== Listed entries

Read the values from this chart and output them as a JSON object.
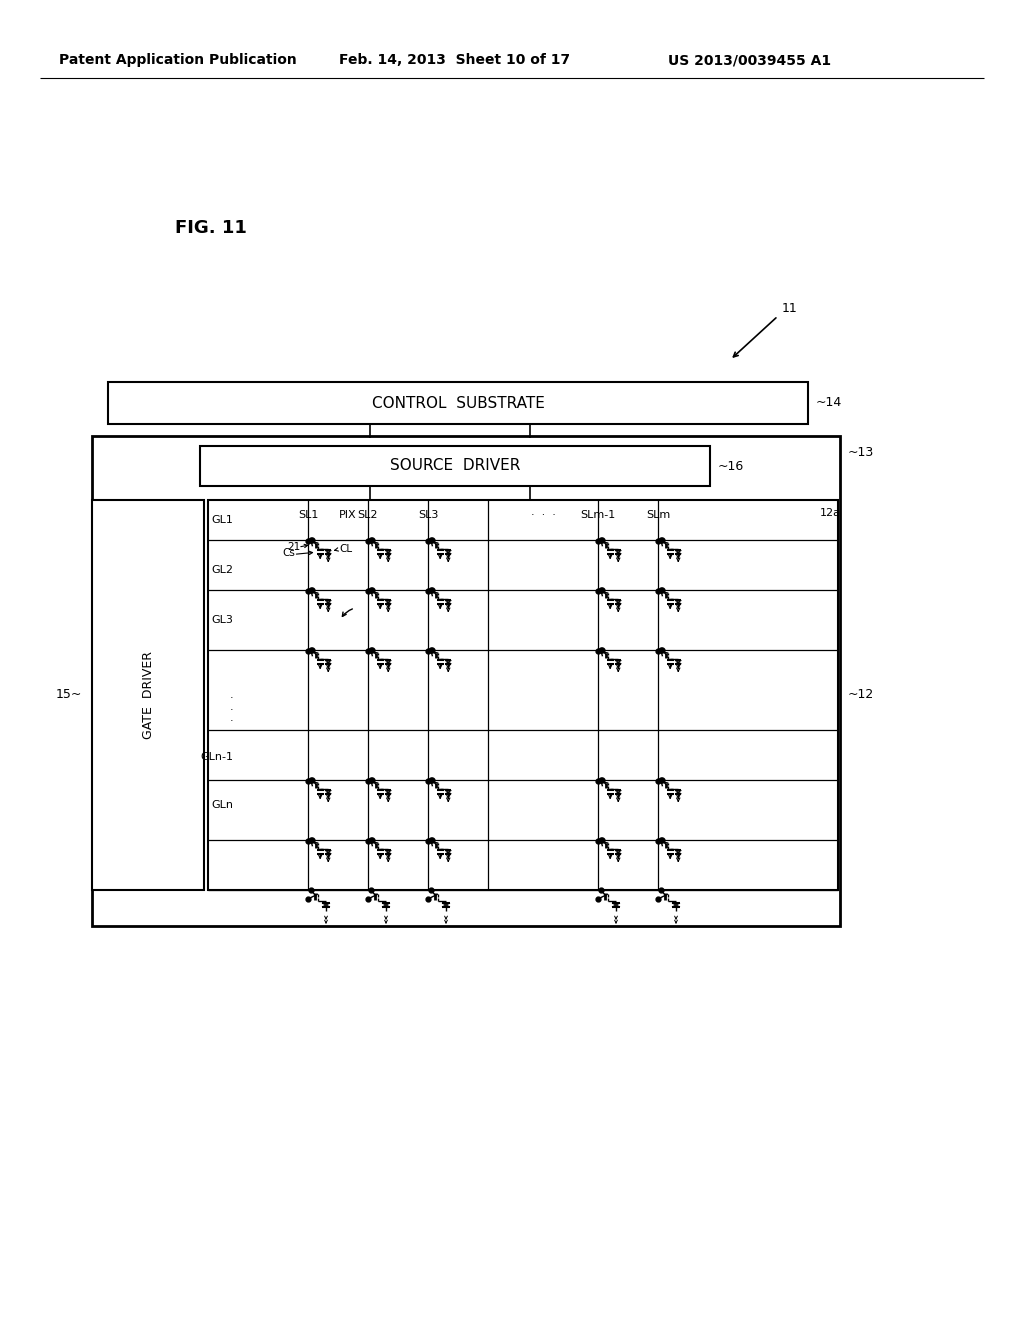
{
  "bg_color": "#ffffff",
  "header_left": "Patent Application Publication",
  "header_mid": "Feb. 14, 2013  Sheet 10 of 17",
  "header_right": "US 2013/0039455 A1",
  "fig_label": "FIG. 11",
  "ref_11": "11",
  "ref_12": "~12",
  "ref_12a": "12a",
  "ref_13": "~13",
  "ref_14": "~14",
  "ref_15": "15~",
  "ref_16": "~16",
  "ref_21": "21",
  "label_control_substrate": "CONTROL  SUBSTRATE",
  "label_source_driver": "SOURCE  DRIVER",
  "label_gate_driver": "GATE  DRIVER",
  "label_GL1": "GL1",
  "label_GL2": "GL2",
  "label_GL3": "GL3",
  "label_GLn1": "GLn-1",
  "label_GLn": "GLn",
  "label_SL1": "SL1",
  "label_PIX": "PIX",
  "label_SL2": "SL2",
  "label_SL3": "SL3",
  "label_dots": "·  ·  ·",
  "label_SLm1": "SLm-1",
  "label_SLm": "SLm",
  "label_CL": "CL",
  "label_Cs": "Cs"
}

====

■ **Job**: Read the entries above, then pull out the lines that include "DRIVER".

■ **Reply to the task**:
  "label_source_driver": "SOURCE  DRIVER",
  "label_gate_driver": "GATE  DRIVER",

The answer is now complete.